Task requirements —
Send back the entries below exactly as they appear.

——

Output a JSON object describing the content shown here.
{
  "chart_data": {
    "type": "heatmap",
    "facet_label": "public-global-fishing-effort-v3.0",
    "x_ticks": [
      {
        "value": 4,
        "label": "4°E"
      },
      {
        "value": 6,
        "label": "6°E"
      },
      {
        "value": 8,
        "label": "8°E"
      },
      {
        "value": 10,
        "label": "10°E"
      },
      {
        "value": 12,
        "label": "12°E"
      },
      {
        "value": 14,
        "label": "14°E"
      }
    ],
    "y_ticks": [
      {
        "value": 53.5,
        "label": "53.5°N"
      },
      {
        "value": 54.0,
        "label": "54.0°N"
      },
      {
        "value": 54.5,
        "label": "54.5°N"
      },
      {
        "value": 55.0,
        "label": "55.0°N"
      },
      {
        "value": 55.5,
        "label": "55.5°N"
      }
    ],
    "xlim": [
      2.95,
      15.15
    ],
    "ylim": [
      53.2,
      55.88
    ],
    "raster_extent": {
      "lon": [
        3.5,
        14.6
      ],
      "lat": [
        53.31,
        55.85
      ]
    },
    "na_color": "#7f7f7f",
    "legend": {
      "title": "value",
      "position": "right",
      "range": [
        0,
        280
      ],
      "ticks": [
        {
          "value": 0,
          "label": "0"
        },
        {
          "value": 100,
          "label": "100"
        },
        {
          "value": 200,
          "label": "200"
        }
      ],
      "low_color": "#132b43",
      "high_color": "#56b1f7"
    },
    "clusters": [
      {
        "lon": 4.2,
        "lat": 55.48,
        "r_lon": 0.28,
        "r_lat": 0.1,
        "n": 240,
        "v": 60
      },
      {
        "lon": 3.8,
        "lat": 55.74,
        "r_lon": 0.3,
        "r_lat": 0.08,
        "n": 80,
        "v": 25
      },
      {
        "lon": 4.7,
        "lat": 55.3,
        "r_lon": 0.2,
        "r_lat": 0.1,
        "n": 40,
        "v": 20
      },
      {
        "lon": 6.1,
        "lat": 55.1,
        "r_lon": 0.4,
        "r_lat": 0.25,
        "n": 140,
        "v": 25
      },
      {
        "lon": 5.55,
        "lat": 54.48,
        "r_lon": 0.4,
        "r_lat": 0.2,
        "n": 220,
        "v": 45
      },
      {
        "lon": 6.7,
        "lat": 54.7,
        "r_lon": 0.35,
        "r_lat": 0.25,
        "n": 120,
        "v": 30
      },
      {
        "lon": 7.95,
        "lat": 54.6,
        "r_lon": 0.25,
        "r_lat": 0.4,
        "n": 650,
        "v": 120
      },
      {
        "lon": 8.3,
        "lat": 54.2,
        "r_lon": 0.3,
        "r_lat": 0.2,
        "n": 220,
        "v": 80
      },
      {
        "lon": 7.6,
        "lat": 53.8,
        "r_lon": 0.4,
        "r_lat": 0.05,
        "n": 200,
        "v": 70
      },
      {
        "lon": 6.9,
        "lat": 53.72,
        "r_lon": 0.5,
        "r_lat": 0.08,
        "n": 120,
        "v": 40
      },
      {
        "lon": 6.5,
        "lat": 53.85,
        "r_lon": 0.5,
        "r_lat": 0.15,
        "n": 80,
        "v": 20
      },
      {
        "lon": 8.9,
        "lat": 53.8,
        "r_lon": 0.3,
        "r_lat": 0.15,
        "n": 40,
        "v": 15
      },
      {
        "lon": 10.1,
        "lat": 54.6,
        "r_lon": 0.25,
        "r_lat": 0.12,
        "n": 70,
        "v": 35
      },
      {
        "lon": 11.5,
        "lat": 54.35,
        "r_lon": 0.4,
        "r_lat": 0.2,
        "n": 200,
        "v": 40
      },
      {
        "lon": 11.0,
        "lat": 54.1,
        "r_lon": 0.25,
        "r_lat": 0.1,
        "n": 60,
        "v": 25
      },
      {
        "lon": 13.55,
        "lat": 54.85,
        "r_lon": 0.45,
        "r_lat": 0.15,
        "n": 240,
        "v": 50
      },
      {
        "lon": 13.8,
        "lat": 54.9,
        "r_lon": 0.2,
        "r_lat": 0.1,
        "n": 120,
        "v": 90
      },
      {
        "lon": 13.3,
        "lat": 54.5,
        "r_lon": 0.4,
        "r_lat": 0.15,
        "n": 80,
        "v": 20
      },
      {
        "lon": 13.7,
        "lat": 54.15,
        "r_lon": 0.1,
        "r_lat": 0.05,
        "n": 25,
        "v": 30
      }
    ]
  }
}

——

Solved problem —
Output a JSON object describing the content shown here.
{
  "chart_data": {
    "type": "heatmap",
    "facet_label": "public-global-fishing-effort-v3.0",
    "x_ticks": [
      {
        "value": 4,
        "label": "4°E"
      },
      {
        "value": 6,
        "label": "6°E"
      },
      {
        "value": 8,
        "label": "8°E"
      },
      {
        "value": 10,
        "label": "10°E"
      },
      {
        "value": 12,
        "label": "12°E"
      },
      {
        "value": 14,
        "label": "14°E"
      }
    ],
    "y_ticks": [
      {
        "value": 53.5,
        "label": "53.5°N"
      },
      {
        "value": 54.0,
        "label": "54.0°N"
      },
      {
        "value": 54.5,
        "label": "54.5°N"
      },
      {
        "value": 55.0,
        "label": "55.0°N"
      },
      {
        "value": 55.5,
        "label": "55.5°N"
      }
    ],
    "xlim": [
      2.95,
      15.15
    ],
    "ylim": [
      53.2,
      55.88
    ],
    "raster_extent": {
      "lon": [
        3.5,
        14.6
      ],
      "lat": [
        53.31,
        55.85
      ]
    },
    "na_color": "#7f7f7f",
    "legend": {
      "title": "value",
      "position": "right",
      "range": [
        0,
        280
      ],
      "ticks": [
        {
          "value": 0,
          "label": "0"
        },
        {
          "value": 100,
          "label": "100"
        },
        {
          "value": 200,
          "label": "200"
        }
      ],
      "low_color": "#132b43",
      "high_color": "#56b1f7"
    },
    "clusters": [
      {
        "lon": 4.2,
        "lat": 55.48,
        "r_lon": 0.28,
        "r_lat": 0.1,
        "n": 240,
        "v": 60
      },
      {
        "lon": 3.8,
        "lat": 55.74,
        "r_lon": 0.3,
        "r_lat": 0.08,
        "n": 80,
        "v": 25
      },
      {
        "lon": 4.7,
        "lat": 55.3,
        "r_lon": 0.2,
        "r_lat": 0.1,
        "n": 40,
        "v": 20
      },
      {
        "lon": 6.1,
        "lat": 55.1,
        "r_lon": 0.4,
        "r_lat": 0.25,
        "n": 140,
        "v": 25
      },
      {
        "lon": 5.55,
        "lat": 54.48,
        "r_lon": 0.4,
        "r_lat": 0.2,
        "n": 220,
        "v": 45
      },
      {
        "lon": 6.7,
        "lat": 54.7,
        "r_lon": 0.35,
        "r_lat": 0.25,
        "n": 120,
        "v": 30
      },
      {
        "lon": 7.95,
        "lat": 54.6,
        "r_lon": 0.25,
        "r_lat": 0.4,
        "n": 650,
        "v": 120
      },
      {
        "lon": 8.3,
        "lat": 54.2,
        "r_lon": 0.3,
        "r_lat": 0.2,
        "n": 220,
        "v": 80
      },
      {
        "lon": 7.6,
        "lat": 53.8,
        "r_lon": 0.4,
        "r_lat": 0.05,
        "n": 200,
        "v": 70
      },
      {
        "lon": 6.9,
        "lat": 53.72,
        "r_lon": 0.5,
        "r_lat": 0.08,
        "n": 120,
        "v": 40
      },
      {
        "lon": 6.5,
        "lat": 53.85,
        "r_lon": 0.5,
        "r_lat": 0.15,
        "n": 80,
        "v": 20
      },
      {
        "lon": 8.9,
        "lat": 53.8,
        "r_lon": 0.3,
        "r_lat": 0.15,
        "n": 40,
        "v": 15
      },
      {
        "lon": 10.1,
        "lat": 54.6,
        "r_lon": 0.25,
        "r_lat": 0.12,
        "n": 70,
        "v": 35
      },
      {
        "lon": 11.5,
        "lat": 54.35,
        "r_lon": 0.4,
        "r_lat": 0.2,
        "n": 200,
        "v": 40
      },
      {
        "lon": 11.0,
        "lat": 54.1,
        "r_lon": 0.25,
        "r_lat": 0.1,
        "n": 60,
        "v": 25
      },
      {
        "lon": 13.55,
        "lat": 54.85,
        "r_lon": 0.45,
        "r_lat": 0.15,
        "n": 240,
        "v": 50
      },
      {
        "lon": 13.8,
        "lat": 54.9,
        "r_lon": 0.2,
        "r_lat": 0.1,
        "n": 120,
        "v": 90
      },
      {
        "lon": 13.3,
        "lat": 54.5,
        "r_lon": 0.4,
        "r_lat": 0.15,
        "n": 80,
        "v": 20
      },
      {
        "lon": 13.7,
        "lat": 54.15,
        "r_lon": 0.1,
        "r_lat": 0.05,
        "n": 25,
        "v": 30
      }
    ]
  }
}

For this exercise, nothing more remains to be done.